Goal
Copy each line where the word "reach" occurs.

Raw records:
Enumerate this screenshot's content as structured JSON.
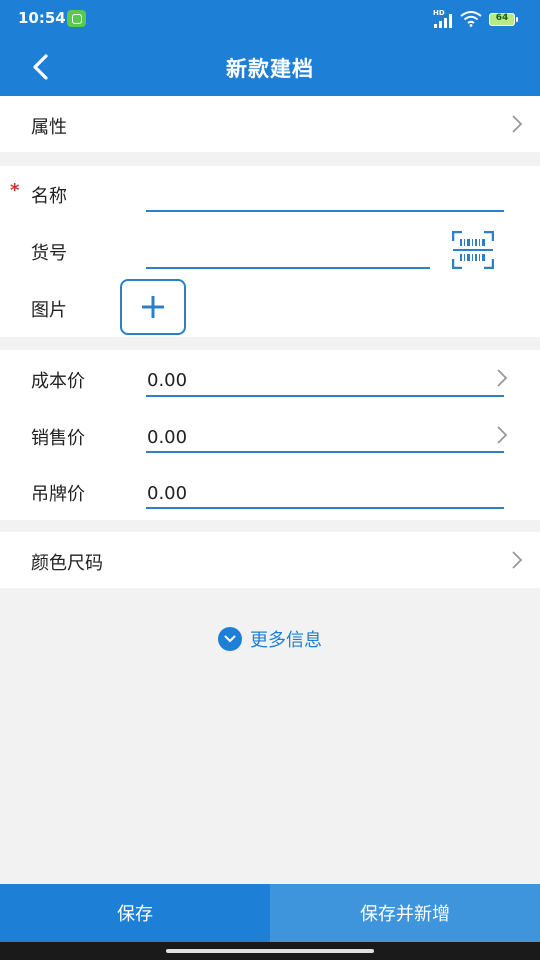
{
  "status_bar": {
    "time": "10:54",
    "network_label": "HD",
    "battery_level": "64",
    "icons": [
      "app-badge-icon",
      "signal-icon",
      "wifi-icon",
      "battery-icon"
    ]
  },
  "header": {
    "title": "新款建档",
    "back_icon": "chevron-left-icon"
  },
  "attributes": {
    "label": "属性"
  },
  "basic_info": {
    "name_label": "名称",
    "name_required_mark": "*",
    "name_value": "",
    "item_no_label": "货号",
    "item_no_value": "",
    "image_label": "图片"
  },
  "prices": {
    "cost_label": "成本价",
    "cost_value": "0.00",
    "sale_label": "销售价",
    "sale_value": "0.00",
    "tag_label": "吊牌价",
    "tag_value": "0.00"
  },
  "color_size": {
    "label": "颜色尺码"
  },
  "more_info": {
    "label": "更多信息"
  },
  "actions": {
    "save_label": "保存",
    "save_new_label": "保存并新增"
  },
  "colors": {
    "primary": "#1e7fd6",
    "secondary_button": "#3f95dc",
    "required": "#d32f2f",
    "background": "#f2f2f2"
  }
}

==

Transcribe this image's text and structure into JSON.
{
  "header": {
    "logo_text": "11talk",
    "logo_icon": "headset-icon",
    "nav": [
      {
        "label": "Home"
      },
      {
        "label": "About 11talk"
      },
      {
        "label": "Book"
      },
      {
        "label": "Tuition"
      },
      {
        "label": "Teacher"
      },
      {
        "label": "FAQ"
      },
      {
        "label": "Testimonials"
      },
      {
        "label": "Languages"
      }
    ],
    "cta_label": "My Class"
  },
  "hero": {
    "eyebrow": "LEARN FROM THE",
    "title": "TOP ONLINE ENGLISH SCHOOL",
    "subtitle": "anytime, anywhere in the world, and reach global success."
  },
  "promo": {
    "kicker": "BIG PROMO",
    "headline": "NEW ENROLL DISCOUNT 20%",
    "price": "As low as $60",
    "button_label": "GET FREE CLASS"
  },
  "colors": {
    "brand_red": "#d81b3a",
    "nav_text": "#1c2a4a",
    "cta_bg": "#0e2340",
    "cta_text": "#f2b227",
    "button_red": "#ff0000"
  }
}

==

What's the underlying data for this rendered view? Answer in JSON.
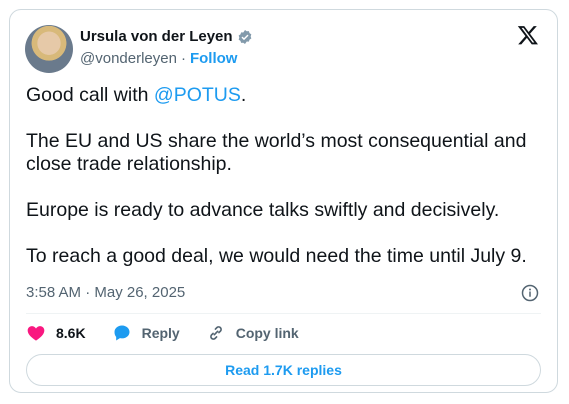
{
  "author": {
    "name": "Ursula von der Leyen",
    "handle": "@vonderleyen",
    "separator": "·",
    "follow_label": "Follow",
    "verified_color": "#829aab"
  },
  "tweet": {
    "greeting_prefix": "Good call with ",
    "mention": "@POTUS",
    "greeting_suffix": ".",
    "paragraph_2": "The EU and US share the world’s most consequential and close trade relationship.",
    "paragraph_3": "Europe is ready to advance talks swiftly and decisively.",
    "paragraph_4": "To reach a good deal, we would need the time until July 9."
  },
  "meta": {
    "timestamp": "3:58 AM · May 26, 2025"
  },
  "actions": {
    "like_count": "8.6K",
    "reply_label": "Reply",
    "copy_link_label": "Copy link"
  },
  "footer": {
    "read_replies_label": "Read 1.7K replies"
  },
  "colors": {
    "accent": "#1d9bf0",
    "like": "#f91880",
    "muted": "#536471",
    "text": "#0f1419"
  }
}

Solution to the exercise
    "subtitle": "anytime, anywhere in the world, and reach global success."
    "paragraph_4": "To reach a good deal, we would need the time until July 9."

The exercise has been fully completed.